» WHAT NEEDS TO BE DONE
Extract each line bearing the word "right".

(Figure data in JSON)
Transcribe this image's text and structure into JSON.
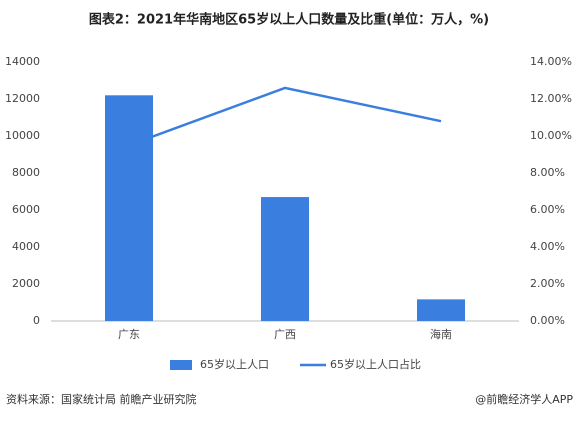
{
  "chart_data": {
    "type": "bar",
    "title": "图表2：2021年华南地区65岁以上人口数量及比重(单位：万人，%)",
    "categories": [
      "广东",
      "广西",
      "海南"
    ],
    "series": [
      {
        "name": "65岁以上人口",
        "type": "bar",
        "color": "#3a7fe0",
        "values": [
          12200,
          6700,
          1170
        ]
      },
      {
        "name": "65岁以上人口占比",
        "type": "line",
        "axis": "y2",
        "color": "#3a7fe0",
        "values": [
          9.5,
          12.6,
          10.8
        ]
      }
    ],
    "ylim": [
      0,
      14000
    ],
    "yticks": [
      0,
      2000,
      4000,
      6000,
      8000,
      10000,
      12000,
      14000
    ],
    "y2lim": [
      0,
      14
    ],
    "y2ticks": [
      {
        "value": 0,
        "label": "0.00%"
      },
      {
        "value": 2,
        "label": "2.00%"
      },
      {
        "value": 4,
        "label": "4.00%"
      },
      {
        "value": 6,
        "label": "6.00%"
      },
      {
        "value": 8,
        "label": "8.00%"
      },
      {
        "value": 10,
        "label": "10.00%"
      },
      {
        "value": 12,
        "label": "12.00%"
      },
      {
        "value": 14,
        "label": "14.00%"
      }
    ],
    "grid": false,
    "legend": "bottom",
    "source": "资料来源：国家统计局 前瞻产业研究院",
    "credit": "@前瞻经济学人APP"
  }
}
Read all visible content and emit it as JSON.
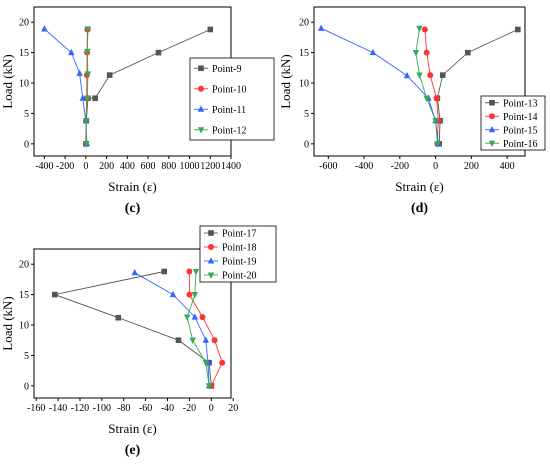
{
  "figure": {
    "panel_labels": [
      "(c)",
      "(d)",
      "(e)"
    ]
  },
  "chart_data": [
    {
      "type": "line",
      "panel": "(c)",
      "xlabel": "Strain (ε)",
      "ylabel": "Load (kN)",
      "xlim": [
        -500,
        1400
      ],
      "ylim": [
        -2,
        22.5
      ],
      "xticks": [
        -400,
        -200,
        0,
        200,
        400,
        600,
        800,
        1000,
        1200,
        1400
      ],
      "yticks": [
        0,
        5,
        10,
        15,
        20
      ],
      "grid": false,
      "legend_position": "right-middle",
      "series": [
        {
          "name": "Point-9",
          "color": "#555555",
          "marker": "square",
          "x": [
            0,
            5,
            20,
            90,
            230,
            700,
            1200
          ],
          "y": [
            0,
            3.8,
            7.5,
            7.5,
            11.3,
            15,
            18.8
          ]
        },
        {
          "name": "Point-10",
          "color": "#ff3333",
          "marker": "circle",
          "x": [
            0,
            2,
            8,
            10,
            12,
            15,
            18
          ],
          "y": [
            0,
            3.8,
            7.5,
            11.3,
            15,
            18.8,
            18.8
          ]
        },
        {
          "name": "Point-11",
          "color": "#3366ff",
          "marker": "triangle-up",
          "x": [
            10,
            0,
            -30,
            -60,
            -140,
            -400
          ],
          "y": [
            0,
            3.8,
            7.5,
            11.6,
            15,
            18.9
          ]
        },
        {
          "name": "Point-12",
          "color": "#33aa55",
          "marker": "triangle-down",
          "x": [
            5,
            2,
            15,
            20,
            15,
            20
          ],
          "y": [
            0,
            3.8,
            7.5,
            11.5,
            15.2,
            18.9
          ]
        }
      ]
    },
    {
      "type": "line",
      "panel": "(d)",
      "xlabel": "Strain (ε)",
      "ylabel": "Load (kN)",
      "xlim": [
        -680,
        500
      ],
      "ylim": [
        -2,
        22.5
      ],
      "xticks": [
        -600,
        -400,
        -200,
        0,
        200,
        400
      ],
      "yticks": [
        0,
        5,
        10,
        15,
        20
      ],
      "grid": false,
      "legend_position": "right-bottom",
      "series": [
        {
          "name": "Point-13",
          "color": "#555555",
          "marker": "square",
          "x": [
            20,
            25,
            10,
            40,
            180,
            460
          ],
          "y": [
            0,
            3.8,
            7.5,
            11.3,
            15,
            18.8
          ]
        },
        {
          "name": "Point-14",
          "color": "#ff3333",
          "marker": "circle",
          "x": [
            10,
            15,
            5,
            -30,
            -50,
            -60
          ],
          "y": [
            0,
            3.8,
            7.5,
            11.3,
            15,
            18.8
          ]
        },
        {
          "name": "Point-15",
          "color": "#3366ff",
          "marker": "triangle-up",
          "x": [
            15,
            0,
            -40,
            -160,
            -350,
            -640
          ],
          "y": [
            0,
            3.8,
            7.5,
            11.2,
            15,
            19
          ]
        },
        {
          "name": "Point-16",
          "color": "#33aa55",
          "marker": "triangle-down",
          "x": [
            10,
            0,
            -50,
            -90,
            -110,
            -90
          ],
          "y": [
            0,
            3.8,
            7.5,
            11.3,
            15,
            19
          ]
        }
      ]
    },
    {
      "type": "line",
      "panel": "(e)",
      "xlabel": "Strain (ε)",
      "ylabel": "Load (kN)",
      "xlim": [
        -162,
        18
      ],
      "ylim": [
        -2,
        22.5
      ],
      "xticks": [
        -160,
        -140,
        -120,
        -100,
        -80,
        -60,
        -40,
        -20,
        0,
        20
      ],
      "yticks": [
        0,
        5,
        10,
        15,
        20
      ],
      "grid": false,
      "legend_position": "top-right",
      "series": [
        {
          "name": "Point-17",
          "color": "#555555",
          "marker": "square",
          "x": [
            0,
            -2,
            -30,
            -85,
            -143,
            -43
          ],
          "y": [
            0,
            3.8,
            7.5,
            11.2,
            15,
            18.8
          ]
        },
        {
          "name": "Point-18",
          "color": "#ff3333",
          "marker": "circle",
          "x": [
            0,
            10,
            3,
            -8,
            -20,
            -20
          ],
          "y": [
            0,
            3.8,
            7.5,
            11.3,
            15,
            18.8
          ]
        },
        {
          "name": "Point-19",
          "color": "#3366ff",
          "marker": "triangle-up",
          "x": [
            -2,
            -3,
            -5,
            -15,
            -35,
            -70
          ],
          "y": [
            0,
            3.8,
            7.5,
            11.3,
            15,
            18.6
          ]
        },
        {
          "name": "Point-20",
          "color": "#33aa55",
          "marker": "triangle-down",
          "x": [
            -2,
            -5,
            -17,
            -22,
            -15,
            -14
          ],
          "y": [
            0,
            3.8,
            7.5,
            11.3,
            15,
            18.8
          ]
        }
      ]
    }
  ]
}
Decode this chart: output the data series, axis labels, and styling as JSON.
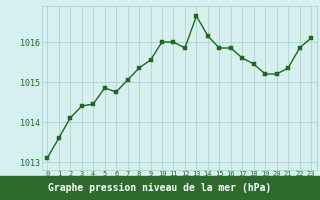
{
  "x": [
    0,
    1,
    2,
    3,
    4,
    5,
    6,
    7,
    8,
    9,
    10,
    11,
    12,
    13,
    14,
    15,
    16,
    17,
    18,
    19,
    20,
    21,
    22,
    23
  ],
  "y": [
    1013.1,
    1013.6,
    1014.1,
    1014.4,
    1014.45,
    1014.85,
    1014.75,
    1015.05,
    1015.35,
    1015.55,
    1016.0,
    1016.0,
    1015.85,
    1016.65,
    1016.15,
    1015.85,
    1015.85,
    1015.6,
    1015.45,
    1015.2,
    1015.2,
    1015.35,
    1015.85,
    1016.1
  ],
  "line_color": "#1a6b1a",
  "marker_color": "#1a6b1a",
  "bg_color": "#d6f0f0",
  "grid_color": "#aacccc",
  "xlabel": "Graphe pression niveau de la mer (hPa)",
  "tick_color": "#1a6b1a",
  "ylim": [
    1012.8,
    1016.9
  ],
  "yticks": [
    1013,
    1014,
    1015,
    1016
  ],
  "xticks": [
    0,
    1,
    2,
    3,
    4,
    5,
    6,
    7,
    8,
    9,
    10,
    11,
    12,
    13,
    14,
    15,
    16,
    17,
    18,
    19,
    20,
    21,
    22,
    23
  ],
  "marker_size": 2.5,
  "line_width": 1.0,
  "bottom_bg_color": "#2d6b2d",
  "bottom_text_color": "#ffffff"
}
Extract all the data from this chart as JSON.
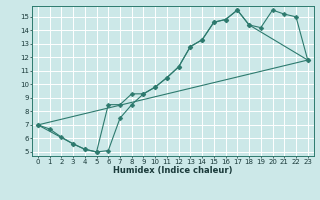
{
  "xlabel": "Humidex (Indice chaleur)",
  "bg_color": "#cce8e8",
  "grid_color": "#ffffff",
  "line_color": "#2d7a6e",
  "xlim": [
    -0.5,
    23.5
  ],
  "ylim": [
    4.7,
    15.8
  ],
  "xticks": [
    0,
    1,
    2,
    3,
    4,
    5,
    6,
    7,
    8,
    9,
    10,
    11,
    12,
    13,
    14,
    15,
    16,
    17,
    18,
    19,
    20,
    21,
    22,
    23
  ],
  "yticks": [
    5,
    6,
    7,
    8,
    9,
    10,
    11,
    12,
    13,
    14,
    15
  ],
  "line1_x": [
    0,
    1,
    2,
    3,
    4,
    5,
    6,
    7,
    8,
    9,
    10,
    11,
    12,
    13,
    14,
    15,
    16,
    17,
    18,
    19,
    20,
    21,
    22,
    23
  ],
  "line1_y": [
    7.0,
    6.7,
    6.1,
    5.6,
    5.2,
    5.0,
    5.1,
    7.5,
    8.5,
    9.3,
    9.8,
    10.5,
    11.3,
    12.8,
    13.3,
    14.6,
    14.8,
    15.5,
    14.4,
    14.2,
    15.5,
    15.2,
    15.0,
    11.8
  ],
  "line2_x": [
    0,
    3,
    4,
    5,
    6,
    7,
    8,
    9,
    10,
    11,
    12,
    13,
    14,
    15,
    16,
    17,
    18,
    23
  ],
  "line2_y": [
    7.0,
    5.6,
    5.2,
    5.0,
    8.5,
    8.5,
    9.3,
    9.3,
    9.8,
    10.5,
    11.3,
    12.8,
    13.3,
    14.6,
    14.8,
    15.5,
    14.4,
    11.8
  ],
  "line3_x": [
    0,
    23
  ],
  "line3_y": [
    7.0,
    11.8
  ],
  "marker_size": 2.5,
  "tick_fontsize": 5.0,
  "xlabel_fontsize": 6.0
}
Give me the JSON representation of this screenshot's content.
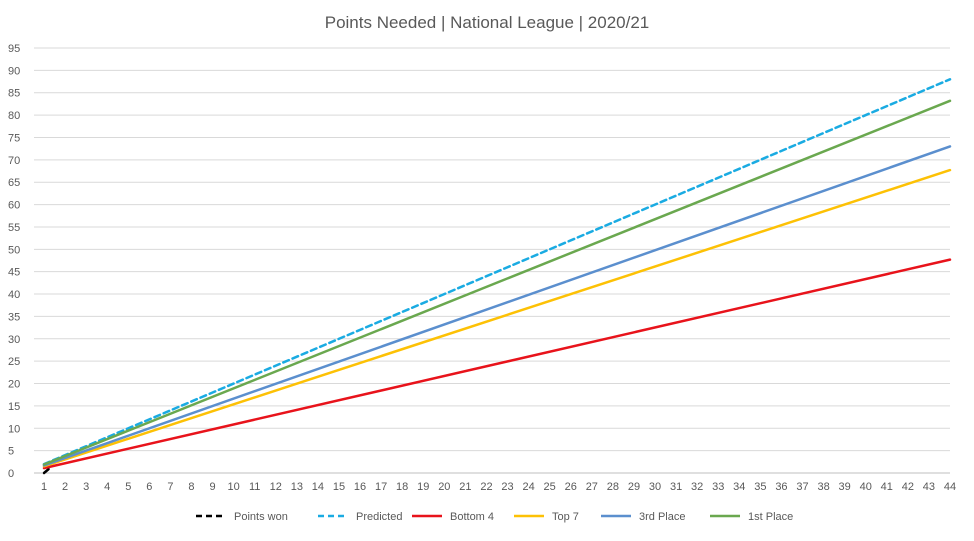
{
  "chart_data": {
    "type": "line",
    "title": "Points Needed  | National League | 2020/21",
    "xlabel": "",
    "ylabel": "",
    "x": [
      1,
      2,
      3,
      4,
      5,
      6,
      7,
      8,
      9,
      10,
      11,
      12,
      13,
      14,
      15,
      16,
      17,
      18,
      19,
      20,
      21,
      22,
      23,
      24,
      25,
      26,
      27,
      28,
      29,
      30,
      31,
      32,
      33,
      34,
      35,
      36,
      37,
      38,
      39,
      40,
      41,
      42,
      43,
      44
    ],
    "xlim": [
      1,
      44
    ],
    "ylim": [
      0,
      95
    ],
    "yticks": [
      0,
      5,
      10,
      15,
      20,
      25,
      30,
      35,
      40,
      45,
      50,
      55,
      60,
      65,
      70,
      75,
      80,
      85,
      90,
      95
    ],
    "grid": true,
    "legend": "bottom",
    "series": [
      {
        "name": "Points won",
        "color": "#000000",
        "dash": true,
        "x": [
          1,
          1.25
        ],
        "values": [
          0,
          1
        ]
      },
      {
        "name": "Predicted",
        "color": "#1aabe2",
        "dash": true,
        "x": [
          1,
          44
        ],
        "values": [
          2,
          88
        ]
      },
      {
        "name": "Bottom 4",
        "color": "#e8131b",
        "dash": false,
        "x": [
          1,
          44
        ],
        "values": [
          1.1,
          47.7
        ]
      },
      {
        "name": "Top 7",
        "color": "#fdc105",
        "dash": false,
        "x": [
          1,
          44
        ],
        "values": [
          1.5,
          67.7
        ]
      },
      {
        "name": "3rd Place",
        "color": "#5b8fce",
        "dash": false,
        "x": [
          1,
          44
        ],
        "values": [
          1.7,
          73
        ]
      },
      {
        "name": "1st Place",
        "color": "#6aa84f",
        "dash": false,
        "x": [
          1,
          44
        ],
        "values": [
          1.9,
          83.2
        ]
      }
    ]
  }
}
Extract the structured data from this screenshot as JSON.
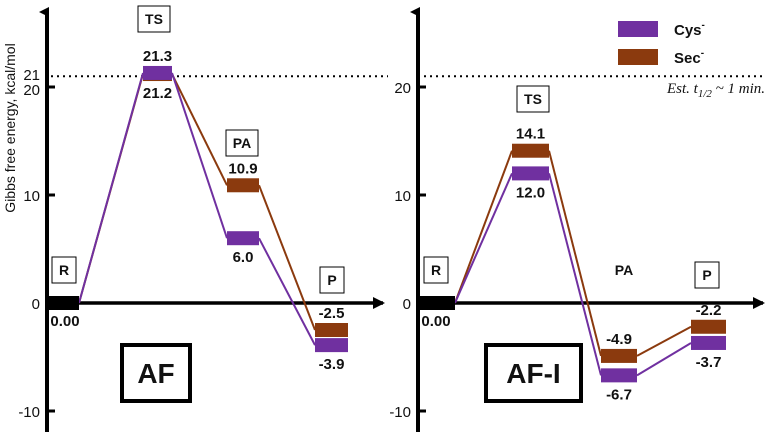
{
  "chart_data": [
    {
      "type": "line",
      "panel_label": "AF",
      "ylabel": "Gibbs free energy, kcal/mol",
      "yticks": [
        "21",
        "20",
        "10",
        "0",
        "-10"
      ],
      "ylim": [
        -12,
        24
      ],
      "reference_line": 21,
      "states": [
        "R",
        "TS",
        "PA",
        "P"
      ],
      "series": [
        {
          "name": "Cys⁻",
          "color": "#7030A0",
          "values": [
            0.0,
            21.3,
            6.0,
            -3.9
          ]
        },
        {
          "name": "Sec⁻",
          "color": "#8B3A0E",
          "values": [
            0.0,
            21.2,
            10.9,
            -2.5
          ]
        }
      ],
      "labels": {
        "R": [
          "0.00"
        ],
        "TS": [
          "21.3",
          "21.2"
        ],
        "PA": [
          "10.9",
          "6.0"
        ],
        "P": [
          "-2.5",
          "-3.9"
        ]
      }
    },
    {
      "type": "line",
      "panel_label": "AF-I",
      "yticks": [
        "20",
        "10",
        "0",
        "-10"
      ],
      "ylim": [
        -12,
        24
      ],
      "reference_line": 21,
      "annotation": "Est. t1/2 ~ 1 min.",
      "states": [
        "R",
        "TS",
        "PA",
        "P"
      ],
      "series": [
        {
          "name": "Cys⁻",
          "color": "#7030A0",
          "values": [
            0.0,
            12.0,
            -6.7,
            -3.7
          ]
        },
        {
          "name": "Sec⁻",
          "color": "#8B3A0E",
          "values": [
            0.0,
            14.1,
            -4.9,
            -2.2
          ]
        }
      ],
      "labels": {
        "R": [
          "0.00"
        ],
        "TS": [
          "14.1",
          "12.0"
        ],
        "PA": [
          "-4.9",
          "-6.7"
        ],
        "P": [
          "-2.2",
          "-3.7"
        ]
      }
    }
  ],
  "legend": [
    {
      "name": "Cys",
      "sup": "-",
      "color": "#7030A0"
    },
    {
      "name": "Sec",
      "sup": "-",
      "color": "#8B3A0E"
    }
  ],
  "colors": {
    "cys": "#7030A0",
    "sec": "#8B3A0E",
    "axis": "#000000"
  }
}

» FULL RESPONSE
      "legend_position": "right-middle",
      "legend_position": "right-bottom",
      "legend_position": "top-right",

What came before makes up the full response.